* _EXERCISE PROMPT_: Repeat the part of the material that opens with the line containing "check-circle-icon [66,456,82,473]" and closes with the line containing "system-home-button[interactable] [272,868,292,888]", including both of those lines.

Element box annotations
[BEGIN]

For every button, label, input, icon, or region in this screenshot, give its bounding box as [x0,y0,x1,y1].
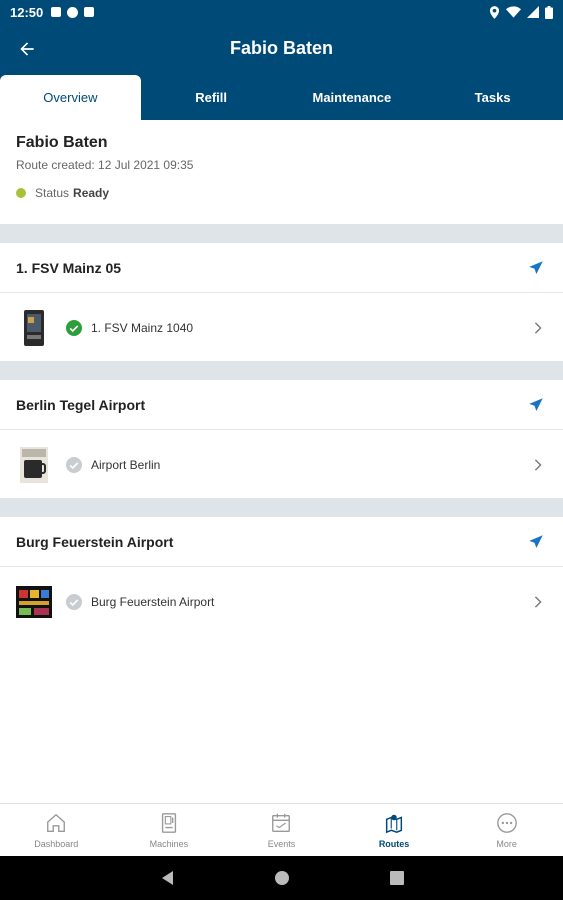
check-circle-icon [66,456,82,473]
nav-item-machines[interactable]: Machines [113,804,226,856]
tab-overview[interactable]: Overview [0,75,141,120]
route-status: Status Ready [16,186,547,200]
status-value: Ready [73,186,110,200]
machine-row[interactable]: Burg Feuerstein Airport [0,568,563,635]
check-circle-icon [66,593,82,610]
location-header: 1. FSV Mainz 05 [0,243,563,293]
navigate-icon[interactable] [525,257,547,279]
tab-bar: Overview Refill Maintenance Tasks [0,75,563,120]
events-icon [269,811,293,835]
system-icons [489,5,553,19]
nav-label: Machines [149,839,189,849]
nav-label: Routes [378,839,410,849]
chevron-right-icon [529,319,547,337]
check-circle-icon [66,319,82,336]
tab-refill[interactable]: Refill [141,75,282,120]
chevron-right-icon [529,593,547,611]
routes-icon [382,811,406,835]
status-bar: 12:50 [0,0,563,24]
route-info: Fabio Baten Route created: 12 Jul 2021 0… [0,120,563,224]
system-nav-bar [0,856,563,900]
navigate-icon[interactable] [525,531,547,553]
home-icon [44,811,68,835]
system-home-button[interactable] [272,868,292,888]
chevron-right-icon [529,456,547,474]
bottom-nav: Dashboard Machines Events Routes More [0,803,563,856]
section-divider [0,361,563,380]
navigate-icon[interactable] [525,394,547,416]
route-created-date: Route created: 12 Jul 2021 09:35 [16,158,194,172]
nav-label: More [496,839,517,849]
location-name: 1. FSV Mainz 05 [16,259,122,276]
section-divider [0,498,563,517]
machine-thumbnail [16,583,52,621]
machine-row[interactable]: Airport Berlin [0,431,563,498]
clock: 12:50 [10,4,44,20]
nav-item-events[interactable]: Events [225,804,338,856]
app-notification-icon [67,6,79,18]
nav-item-more[interactable]: More [450,804,563,856]
clipboard-icon [84,7,95,17]
battery-icon [545,5,553,19]
nav-label: Dashboard [34,839,79,849]
app-bar: Fabio Baten [0,24,563,75]
wifi-icon [506,6,521,18]
tab-tasks[interactable]: Tasks [422,75,563,120]
system-recents-button[interactable] [387,868,407,888]
system-back-button[interactable] [157,868,177,888]
machine-name: Airport Berlin [91,457,161,472]
location-header: Burg Feuerstein Airport [0,517,563,567]
nav-label: Events [267,839,296,849]
more-icon [495,811,519,835]
machine-name: 1. FSV Mainz 1040 [91,320,194,335]
notification-icon [51,7,62,17]
signal-icon [527,6,539,18]
location-header: Berlin Tegel Airport [0,380,563,430]
section-divider [0,224,563,243]
page-title: Fabio Baten [229,38,333,58]
nav-item-routes[interactable]: Routes [338,804,451,856]
status-dot-icon [16,188,26,198]
machine-name: Burg Feuerstein Airport [91,594,215,609]
location-icon [489,5,500,19]
machine-thumbnail [16,446,52,484]
nav-item-dashboard[interactable]: Dashboard [0,804,113,856]
machine-row[interactable]: 1. FSV Mainz 1040 [0,294,563,361]
machine-icon [157,811,181,835]
location-name: Berlin Tegel Airport [16,396,146,413]
status-label: Status [35,186,70,200]
location-name: Burg Feuerstein Airport [16,533,174,550]
route-name: Fabio Baten [16,134,108,151]
tab-maintenance[interactable]: Maintenance [282,75,423,120]
notification-icons [51,6,95,18]
machine-thumbnail [16,309,52,347]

[END]

* _COMPLETED TASK_:
check-circle-icon [66,456,82,473]
nav-item-machines[interactable]: Machines [113,804,226,856]
tab-overview[interactable]: Overview [0,75,141,120]
route-status: Status Ready [16,186,547,200]
status-value: Ready [73,186,110,200]
machine-row[interactable]: Burg Feuerstein Airport [0,568,563,635]
check-circle-icon [66,593,82,610]
location-header: 1. FSV Mainz 05 [0,243,563,293]
navigate-icon[interactable] [525,257,547,279]
tab-bar: Overview Refill Maintenance Tasks [0,75,563,120]
events-icon [269,811,293,835]
system-icons [489,5,553,19]
nav-label: Machines [149,839,189,849]
nav-label: Routes [378,839,410,849]
chevron-right-icon [529,319,547,337]
check-circle-icon [66,319,82,336]
tab-refill[interactable]: Refill [141,75,282,120]
chevron-right-icon [529,593,547,611]
routes-icon [382,811,406,835]
status-bar: 12:50 [0,0,563,24]
route-info: Fabio Baten Route created: 12 Jul 2021 0… [0,120,563,224]
system-nav-bar [0,856,563,900]
navigate-icon[interactable] [525,531,547,553]
home-icon [44,811,68,835]
system-home-button[interactable] [272,868,292,888]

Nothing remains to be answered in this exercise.